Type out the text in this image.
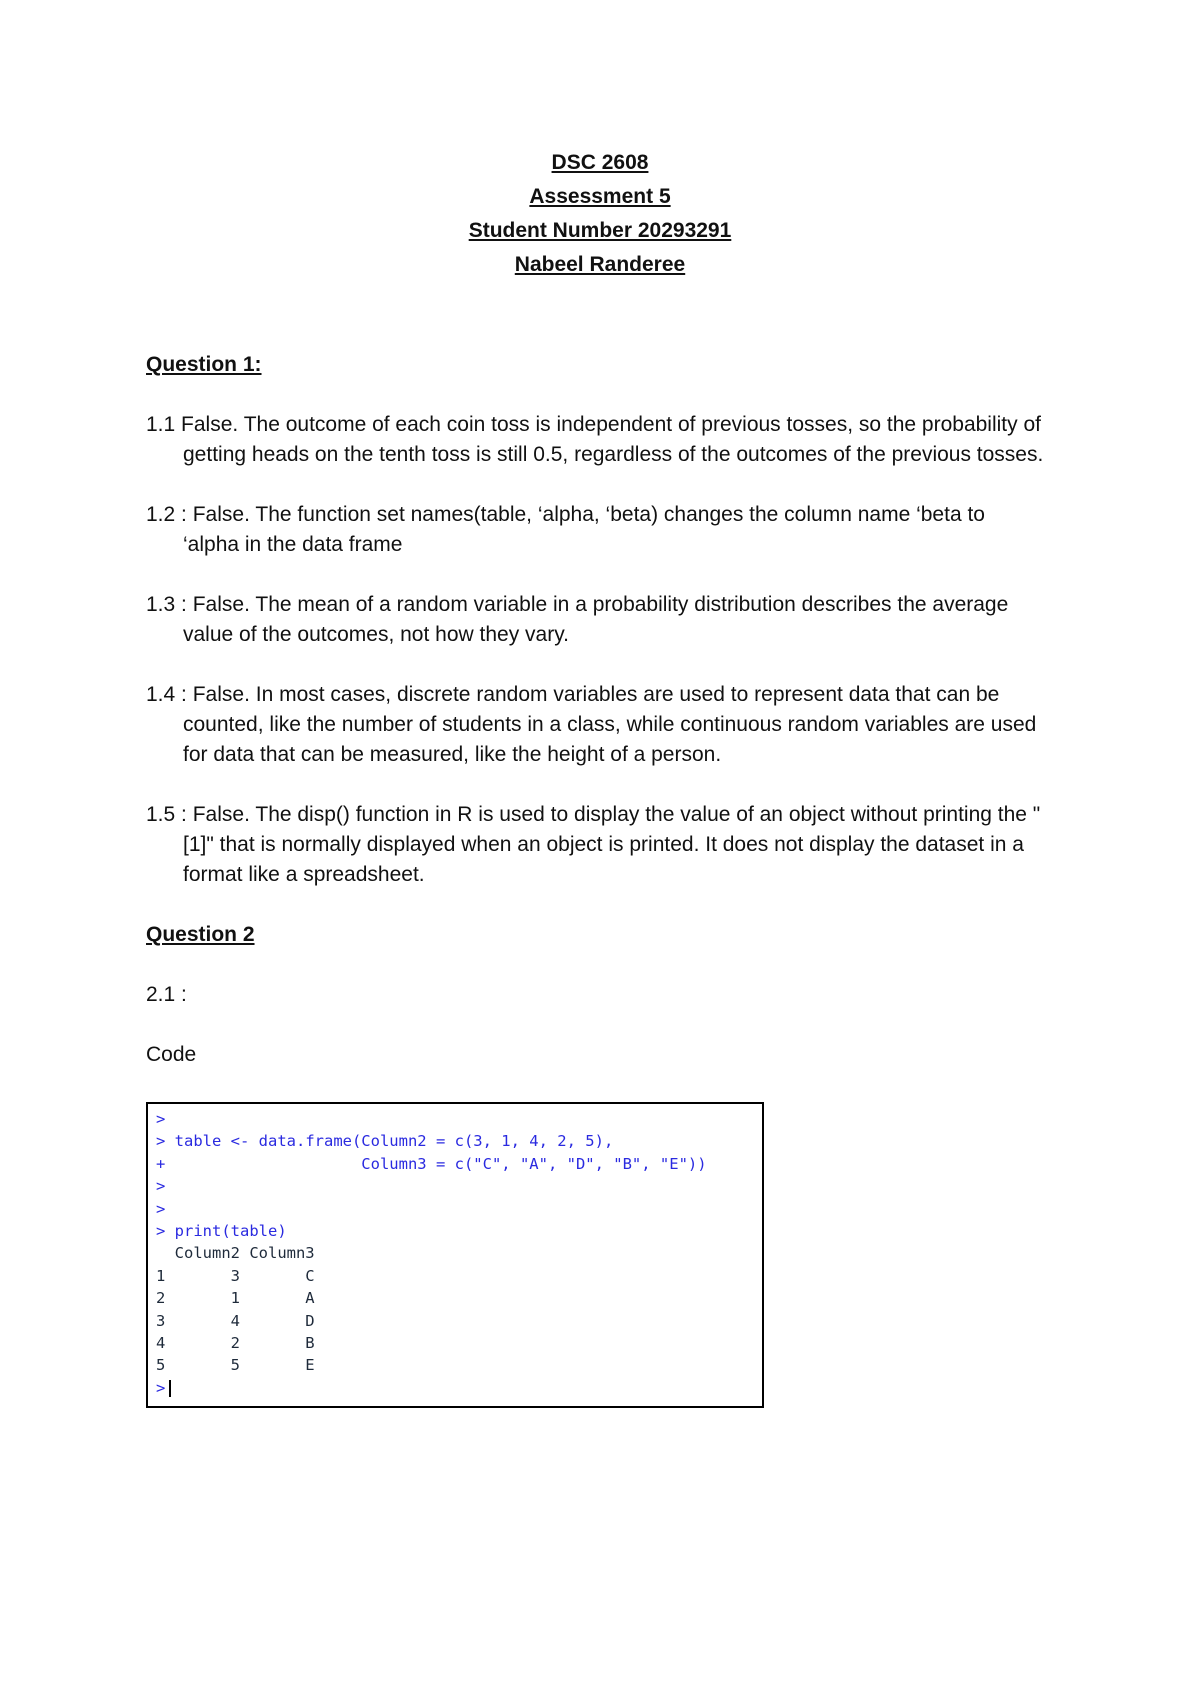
DSC 2608
Assessment 5
Student Number 20293291
Nabeel Randeree

Question 1:

1.1 False. The outcome of each coin toss is independent of previous tosses, so the probability of getting heads on the tenth toss is still 0.5, regardless of the outcomes of the previous tosses.

1.2 : False. The function set names(table, ‘alpha, ‘beta) changes the column name ‘beta to ‘alpha in the data frame

1.3 : False. The mean of a random variable in a probability distribution describes the average value of the outcomes, not how they vary.

1.4 : False. In most cases, discrete random variables are used to represent data that can be counted, like the number of students in a class, while continuous random variables are used for data that can be measured, like the height of a person.

1.5 : False. The disp() function in R is used to display the value of an object without printing the " [1]" that is normally displayed when an object is printed. It does not display the dataset in a format like a spreadsheet.

Question 2

2.1 :

Code

>
> table <- data.frame(Column2 = c(3, 1, 4, 2, 5),
+                     Column3 = c("C", "A", "D", "B", "E"))
>
>
> print(table)
Column2 Column3
1       3       C
2       1       A
3       4       D
4       2       B
5       5       E
>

**********

== Brief ==
Show every line in the entries where the string "probability" occurs.

== Written response ==
1.1 False. The outcome of each coin toss is independent of previous tosses, so the probability of getting heads on the tenth toss is still 0.5, regardless of the outcomes of the previous tosses.
1.3 : False. The mean of a random variable in a probability distribution describes the average value of the outcomes, not how they vary.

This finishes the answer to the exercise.